## begin

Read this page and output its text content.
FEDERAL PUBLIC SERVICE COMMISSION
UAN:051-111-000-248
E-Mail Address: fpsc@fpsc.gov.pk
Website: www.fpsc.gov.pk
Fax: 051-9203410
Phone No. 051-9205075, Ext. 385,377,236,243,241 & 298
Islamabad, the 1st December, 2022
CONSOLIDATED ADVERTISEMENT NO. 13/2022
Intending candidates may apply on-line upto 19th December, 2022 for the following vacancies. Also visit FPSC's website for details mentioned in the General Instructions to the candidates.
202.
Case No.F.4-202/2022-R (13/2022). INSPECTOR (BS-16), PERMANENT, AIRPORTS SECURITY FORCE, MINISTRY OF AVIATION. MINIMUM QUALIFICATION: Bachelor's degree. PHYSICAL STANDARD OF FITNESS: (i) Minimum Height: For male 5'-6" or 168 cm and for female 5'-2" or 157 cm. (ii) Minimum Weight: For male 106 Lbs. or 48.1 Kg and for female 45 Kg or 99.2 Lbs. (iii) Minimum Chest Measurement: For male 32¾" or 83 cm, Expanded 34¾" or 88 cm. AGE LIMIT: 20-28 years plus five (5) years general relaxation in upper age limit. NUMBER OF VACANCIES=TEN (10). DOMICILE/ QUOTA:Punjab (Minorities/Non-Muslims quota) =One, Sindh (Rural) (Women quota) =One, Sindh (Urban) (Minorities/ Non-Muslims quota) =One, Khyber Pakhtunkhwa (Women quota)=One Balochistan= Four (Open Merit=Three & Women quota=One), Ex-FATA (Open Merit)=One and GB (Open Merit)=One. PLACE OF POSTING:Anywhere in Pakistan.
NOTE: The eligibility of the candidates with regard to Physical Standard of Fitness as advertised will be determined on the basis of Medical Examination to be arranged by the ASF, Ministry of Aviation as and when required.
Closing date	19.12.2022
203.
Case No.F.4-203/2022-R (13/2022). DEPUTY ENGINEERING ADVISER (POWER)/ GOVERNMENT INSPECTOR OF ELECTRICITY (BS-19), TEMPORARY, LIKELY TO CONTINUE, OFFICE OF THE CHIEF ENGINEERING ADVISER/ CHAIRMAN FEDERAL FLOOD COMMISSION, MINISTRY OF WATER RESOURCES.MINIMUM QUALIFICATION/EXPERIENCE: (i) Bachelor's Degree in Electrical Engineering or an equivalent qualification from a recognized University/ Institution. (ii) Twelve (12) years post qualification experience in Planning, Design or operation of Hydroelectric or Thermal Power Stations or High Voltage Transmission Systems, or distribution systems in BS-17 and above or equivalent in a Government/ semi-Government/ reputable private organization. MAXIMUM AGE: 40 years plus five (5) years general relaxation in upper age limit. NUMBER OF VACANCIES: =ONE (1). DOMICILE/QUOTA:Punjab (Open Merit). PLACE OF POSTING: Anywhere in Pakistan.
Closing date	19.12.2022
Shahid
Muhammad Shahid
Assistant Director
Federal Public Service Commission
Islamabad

## end

- Stated exercise -
Show the lines from the data above that contain the string "Islamabad".

- Answer to this exercise -
Islamabad, the 1st December, 2022
Islamabad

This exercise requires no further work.